--- Material ---

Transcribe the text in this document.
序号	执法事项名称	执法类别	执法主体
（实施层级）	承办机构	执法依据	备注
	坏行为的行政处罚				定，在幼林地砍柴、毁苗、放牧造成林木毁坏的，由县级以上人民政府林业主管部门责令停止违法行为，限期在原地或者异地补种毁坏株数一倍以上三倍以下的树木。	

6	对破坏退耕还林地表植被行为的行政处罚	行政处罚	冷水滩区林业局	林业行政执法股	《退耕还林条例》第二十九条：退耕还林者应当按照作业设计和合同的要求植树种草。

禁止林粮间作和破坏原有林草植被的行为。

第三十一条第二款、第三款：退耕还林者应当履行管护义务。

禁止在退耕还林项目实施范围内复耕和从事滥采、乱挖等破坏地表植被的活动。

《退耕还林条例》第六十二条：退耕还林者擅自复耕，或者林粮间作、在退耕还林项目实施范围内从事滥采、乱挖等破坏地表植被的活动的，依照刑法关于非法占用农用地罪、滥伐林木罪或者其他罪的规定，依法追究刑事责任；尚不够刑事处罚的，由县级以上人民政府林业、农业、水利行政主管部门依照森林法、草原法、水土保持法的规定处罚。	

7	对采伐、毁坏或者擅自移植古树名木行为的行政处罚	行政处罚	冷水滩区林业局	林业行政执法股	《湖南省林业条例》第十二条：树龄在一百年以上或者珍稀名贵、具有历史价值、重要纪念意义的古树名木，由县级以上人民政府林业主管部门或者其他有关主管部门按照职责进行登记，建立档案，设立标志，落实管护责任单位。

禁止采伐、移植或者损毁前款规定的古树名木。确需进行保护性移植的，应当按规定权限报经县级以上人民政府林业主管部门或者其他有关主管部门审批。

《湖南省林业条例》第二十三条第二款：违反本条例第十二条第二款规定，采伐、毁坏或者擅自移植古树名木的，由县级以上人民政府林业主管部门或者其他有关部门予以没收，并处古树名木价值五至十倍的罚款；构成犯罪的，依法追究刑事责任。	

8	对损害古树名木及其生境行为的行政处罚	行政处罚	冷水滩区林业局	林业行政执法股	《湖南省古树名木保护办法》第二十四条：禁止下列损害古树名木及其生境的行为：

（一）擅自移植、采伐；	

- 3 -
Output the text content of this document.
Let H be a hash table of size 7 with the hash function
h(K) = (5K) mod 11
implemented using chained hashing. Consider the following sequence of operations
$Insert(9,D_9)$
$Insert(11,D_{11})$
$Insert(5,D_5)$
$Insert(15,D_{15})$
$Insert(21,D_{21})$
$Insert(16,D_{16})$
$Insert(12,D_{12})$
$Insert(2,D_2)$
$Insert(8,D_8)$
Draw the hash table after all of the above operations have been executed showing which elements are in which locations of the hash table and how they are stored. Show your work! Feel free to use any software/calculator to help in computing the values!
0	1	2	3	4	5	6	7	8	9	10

---

### Work to do
Check each line of the records for the word "operations" and extract those that contain it.

### Expected output
implemented using chained hashing. Consider the following sequence of operations
Draw the hash table after all of the above operations have been executed showing which elements are in which locations of the hash table and how they are stored. Show your work! Feel free to use any software/calculator to help in computing the values!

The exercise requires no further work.